§ GIVEN REQUEST:
Repeat, line for line, the entries printed below.

§ RECORDS SUPPLIED:
────────
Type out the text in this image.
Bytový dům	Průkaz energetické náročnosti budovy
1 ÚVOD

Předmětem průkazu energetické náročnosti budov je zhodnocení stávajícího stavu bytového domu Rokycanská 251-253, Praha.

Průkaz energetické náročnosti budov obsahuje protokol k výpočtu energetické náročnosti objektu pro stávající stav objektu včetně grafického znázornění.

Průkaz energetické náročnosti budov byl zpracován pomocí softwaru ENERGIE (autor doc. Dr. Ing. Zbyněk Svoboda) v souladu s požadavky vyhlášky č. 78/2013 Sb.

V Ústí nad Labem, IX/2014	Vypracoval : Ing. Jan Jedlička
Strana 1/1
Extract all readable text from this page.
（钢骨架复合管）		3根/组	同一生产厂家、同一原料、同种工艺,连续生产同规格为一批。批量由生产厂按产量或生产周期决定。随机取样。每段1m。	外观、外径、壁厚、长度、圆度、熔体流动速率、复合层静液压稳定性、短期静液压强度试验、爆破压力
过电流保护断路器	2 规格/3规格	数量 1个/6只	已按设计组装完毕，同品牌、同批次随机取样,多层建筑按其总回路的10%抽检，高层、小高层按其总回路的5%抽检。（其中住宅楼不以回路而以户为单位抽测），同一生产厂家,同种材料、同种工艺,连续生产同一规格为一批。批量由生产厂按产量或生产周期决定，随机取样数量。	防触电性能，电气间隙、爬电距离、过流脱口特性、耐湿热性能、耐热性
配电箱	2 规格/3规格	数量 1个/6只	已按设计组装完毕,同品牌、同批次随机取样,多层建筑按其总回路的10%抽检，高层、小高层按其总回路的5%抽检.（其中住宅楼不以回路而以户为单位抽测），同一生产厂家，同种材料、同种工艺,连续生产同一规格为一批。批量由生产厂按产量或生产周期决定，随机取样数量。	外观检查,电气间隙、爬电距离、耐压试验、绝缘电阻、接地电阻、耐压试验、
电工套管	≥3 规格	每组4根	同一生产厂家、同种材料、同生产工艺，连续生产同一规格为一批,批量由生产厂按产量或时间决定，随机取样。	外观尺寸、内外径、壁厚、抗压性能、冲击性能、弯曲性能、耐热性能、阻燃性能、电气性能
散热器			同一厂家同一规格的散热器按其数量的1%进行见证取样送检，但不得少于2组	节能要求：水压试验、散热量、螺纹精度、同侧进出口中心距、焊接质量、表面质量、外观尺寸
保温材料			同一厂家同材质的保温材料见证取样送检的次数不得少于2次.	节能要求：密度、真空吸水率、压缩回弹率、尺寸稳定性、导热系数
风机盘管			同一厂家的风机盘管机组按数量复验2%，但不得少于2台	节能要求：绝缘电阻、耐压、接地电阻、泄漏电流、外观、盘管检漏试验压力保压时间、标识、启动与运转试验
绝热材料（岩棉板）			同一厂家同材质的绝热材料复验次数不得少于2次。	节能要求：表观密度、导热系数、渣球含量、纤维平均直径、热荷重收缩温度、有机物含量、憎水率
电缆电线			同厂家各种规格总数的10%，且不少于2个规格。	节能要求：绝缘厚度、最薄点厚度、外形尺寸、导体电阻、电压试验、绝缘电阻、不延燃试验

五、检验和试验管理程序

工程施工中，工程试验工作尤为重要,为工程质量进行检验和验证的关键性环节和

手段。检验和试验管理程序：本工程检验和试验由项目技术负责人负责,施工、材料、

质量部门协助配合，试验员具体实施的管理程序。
────────
§ COMPLETED TASK:
Type out the text in this image.
Bytový dům	Průkaz energetické náročnosti budovy
1 ÚVOD

Předmětem průkazu energetické náročnosti budov je zhodnocení stávajícího stavu bytového domu Rokycanská 251-253, Praha.

Průkaz energetické náročnosti budov obsahuje protokol k výpočtu energetické náročnosti objektu pro stávající stav objektu včetně grafického znázornění.

Průkaz energetické náročnosti budov byl zpracován pomocí softwaru ENERGIE (autor doc. Dr. Ing. Zbyněk Svoboda) v souladu s požadavky vyhlášky č. 78/2013 Sb.

V Ústí nad Labem, IX/2014	Vypracoval : Ing. Jan Jedlička
Strana 1/1
Extract all readable text from this page.
（钢骨架复合管）		3根/组	同一生产厂家、同一原料、同种工艺,连续生产同规格为一批。批量由生产厂按产量或生产周期决定。随机取样。每段1m。	外观、外径、壁厚、长度、圆度、熔体流动速率、复合层静液压稳定性、短期静液压强度试验、爆破压力
过电流保护断路器	2 规格/3规格	数量 1个/6只	已按设计组装完毕，同品牌、同批次随机取样,多层建筑按其总回路的10%抽检，高层、小高层按其总回路的5%抽检。（其中住宅楼不以回路而以户为单位抽测），同一生产厂家,同种材料、同种工艺,连续生产同一规格为一批。批量由生产厂按产量或生产周期决定，随机取样数量。	防触电性能，电气间隙、爬电距离、过流脱口特性、耐湿热性能、耐热性
配电箱	2 规格/3规格	数量 1个/6只	已按设计组装完毕,同品牌、同批次随机取样,多层建筑按其总回路的10%抽检，高层、小高层按其总回路的5%抽检.（其中住宅楼不以回路而以户为单位抽测），同一生产厂家，同种材料、同种工艺,连续生产同一规格为一批。批量由生产厂按产量或生产周期决定，随机取样数量。	外观检查,电气间隙、爬电距离、耐压试验、绝缘电阻、接地电阻、耐压试验、
电工套管	≥3 规格	每组4根	同一生产厂家、同种材料、同生产工艺，连续生产同一规格为一批,批量由生产厂按产量或时间决定，随机取样。	外观尺寸、内外径、壁厚、抗压性能、冲击性能、弯曲性能、耐热性能、阻燃性能、电气性能
散热器			同一厂家同一规格的散热器按其数量的1%进行见证取样送检，但不得少于2组	节能要求：水压试验、散热量、螺纹精度、同侧进出口中心距、焊接质量、表面质量、外观尺寸
保温材料			同一厂家同材质的保温材料见证取样送检的次数不得少于2次.	节能要求：密度、真空吸水率、压缩回弹率、尺寸稳定性、导热系数
风机盘管			同一厂家的风机盘管机组按数量复验2%，但不得少于2台	节能要求：绝缘电阻、耐压、接地电阻、泄漏电流、外观、盘管检漏试验压力保压时间、标识、启动与运转试验
绝热材料（岩棉板）			同一厂家同材质的绝热材料复验次数不得少于2次。	节能要求：表观密度、导热系数、渣球含量、纤维平均直径、热荷重收缩温度、有机物含量、憎水率
电缆电线			同厂家各种规格总数的10%，且不少于2个规格。	节能要求：绝缘厚度、最薄点厚度、外形尺寸、导体电阻、电压试验、绝缘电阻、不延燃试验

五、检验和试验管理程序

工程施工中，工程试验工作尤为重要,为工程质量进行检验和验证的关键性环节和

手段。检验和试验管理程序：本工程检验和试验由项目技术负责人负责,施工、材料、

质量部门协助配合，试验员具体实施的管理程序。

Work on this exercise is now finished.